Written exercise
From the entries that follow, gather each line holding the word "name".

[Exercise material start]

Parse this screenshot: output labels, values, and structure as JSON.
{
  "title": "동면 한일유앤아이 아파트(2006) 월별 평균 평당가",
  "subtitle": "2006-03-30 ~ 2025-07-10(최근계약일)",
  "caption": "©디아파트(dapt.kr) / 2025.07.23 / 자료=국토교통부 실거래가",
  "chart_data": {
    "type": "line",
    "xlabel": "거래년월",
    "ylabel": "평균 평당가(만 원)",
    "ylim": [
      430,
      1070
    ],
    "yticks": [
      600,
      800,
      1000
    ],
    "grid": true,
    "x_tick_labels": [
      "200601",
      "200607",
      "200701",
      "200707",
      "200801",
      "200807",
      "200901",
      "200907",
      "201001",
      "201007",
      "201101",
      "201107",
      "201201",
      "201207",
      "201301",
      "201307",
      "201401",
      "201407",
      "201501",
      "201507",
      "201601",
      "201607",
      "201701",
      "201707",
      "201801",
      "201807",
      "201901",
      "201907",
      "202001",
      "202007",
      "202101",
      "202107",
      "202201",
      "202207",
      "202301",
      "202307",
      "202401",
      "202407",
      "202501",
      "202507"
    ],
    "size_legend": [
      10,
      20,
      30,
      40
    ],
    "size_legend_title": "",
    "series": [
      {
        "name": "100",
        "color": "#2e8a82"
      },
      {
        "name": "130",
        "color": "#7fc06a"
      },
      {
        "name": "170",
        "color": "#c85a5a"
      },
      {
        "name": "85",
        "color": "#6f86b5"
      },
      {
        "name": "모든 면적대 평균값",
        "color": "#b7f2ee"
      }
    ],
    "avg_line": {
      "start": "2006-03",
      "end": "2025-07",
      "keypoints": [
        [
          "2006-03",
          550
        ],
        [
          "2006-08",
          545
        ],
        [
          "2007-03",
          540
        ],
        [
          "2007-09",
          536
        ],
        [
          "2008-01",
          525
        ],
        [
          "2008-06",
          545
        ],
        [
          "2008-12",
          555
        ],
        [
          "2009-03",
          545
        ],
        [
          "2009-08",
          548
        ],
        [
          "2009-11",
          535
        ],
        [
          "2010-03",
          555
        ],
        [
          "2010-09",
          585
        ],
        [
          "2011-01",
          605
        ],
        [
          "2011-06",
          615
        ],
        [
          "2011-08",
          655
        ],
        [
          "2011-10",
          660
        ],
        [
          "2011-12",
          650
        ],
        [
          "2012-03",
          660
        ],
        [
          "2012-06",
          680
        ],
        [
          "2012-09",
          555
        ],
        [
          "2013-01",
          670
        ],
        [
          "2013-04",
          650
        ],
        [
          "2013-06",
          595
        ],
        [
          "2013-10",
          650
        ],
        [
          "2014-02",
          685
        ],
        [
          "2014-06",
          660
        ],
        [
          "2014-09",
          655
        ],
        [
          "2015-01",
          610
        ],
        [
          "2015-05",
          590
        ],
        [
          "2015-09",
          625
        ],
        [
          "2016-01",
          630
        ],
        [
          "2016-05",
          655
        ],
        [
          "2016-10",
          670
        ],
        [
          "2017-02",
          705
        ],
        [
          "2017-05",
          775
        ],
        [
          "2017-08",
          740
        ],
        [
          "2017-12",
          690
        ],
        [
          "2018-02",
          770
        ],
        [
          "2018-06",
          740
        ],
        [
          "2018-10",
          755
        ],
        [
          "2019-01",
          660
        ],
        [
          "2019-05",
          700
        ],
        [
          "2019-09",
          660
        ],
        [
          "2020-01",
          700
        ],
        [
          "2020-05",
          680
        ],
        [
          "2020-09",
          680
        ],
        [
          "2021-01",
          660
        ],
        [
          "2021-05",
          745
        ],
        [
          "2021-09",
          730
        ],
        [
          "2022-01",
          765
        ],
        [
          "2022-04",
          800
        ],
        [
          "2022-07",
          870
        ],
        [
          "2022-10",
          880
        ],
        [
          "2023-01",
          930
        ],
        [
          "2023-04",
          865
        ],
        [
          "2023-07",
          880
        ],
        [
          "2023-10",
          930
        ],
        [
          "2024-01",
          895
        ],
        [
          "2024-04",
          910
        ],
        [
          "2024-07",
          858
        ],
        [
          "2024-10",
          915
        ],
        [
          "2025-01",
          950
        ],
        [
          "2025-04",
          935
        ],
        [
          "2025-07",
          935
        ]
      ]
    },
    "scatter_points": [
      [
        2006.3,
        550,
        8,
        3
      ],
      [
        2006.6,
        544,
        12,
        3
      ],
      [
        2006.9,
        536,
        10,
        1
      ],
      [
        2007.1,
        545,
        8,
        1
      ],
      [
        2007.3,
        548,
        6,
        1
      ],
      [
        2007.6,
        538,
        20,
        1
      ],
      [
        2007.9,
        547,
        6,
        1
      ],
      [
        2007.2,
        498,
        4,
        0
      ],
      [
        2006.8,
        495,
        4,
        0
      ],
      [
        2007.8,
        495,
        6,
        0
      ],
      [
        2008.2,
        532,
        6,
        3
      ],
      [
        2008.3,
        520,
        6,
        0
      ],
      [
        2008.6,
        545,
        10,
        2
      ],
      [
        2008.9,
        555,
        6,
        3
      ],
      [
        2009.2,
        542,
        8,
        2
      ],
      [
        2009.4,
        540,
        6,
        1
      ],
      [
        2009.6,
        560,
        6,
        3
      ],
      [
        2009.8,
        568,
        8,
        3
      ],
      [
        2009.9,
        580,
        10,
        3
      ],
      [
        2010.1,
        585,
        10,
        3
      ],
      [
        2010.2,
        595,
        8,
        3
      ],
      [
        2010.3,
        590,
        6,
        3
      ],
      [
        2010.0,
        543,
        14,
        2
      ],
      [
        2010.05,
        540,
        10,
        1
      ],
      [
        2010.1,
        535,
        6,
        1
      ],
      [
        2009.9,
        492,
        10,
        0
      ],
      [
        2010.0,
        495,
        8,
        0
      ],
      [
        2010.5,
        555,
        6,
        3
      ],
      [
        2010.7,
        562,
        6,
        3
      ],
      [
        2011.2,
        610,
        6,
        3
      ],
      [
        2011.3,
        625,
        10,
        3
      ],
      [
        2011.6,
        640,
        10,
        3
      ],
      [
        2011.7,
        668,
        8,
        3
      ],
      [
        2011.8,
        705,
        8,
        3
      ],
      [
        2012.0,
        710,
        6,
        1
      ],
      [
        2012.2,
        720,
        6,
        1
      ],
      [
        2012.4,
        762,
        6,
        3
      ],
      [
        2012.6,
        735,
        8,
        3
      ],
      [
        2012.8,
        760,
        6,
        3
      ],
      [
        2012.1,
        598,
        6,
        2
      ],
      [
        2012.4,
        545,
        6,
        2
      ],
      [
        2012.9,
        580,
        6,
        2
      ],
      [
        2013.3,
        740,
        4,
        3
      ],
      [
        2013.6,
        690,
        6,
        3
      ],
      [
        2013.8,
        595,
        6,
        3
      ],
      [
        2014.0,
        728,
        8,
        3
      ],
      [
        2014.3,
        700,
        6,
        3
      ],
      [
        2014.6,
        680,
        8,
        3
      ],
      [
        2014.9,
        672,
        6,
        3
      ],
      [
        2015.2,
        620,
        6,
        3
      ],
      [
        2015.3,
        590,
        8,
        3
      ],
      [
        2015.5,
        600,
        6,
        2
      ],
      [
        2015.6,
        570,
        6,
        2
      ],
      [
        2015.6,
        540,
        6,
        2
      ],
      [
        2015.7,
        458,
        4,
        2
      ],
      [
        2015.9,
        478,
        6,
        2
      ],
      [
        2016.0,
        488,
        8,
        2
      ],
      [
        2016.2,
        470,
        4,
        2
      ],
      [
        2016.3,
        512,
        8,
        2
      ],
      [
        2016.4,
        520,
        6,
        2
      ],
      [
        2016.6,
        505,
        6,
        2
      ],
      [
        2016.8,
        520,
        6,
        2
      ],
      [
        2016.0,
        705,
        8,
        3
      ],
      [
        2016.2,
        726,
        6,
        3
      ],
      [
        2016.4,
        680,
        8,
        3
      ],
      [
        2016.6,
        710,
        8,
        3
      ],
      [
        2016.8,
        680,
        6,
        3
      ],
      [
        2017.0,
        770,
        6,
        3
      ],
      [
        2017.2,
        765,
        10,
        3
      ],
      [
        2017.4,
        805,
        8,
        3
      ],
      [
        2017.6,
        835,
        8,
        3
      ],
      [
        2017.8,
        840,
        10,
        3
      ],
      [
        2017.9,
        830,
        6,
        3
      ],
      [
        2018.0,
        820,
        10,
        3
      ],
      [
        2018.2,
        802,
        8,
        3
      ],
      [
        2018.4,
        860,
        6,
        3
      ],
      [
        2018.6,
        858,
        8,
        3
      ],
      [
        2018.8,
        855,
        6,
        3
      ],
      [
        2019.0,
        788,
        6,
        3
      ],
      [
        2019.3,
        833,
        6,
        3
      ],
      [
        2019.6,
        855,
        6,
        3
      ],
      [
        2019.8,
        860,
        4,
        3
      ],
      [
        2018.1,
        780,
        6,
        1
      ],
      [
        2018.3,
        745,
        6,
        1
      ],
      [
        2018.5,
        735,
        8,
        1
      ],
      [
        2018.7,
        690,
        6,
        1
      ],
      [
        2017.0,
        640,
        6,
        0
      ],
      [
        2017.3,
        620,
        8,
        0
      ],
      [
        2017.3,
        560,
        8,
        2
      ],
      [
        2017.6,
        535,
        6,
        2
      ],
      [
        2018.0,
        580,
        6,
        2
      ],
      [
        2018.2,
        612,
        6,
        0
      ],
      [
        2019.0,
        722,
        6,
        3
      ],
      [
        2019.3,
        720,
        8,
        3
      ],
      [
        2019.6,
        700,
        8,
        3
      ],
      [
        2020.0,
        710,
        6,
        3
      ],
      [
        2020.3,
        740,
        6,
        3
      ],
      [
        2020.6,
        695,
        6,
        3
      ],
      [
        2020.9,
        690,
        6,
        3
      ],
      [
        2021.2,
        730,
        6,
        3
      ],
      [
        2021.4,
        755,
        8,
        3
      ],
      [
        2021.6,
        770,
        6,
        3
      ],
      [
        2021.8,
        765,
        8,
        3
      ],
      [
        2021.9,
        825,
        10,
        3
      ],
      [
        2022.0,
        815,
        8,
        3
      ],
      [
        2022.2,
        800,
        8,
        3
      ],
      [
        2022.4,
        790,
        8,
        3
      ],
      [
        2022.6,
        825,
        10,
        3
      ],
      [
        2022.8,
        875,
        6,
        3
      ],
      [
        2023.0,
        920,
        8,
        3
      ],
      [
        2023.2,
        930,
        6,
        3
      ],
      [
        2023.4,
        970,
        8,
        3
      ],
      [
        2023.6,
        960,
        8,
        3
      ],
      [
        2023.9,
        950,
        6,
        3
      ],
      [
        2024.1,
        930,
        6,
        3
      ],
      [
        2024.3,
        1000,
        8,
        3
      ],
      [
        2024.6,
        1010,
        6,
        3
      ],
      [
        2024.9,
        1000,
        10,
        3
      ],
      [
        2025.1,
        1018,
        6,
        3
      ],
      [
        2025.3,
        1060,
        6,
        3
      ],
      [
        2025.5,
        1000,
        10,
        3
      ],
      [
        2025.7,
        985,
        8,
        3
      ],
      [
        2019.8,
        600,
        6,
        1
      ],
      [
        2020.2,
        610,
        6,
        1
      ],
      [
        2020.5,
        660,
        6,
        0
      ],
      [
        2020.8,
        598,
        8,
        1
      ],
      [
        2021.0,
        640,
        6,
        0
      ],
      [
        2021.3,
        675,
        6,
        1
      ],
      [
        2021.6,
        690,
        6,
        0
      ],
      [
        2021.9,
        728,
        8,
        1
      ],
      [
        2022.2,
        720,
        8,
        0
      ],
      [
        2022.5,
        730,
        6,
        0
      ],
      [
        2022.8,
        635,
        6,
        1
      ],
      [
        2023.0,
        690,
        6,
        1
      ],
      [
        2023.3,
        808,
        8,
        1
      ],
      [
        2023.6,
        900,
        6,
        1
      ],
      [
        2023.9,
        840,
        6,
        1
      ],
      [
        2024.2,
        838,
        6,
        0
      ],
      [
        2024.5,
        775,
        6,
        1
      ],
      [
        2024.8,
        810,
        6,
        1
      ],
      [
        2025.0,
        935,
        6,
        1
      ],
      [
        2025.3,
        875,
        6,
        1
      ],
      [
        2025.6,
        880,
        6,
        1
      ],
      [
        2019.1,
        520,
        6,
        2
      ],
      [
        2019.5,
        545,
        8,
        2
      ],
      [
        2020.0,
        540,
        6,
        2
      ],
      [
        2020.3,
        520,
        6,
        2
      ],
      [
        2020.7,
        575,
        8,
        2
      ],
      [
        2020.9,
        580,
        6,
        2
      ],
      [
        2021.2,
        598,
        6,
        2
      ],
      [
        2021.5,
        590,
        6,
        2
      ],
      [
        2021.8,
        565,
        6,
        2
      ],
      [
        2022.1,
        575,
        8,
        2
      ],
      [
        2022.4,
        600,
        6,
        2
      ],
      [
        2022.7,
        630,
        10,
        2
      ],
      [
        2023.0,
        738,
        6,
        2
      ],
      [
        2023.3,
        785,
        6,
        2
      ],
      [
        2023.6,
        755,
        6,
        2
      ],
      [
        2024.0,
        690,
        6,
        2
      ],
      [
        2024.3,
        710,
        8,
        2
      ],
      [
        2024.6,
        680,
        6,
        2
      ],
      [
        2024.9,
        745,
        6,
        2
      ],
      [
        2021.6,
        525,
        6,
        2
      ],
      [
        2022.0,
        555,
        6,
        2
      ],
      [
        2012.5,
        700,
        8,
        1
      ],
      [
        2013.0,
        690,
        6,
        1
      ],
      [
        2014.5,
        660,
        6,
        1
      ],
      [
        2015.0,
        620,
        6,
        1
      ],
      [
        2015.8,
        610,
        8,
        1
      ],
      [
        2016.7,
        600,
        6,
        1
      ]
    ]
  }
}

[Exercise material end]

Solution to the exercise
        "name": "100",
        "name": "130",
        "name": "170",
        "name": "85",
        "name": "모든 면적대 평균값",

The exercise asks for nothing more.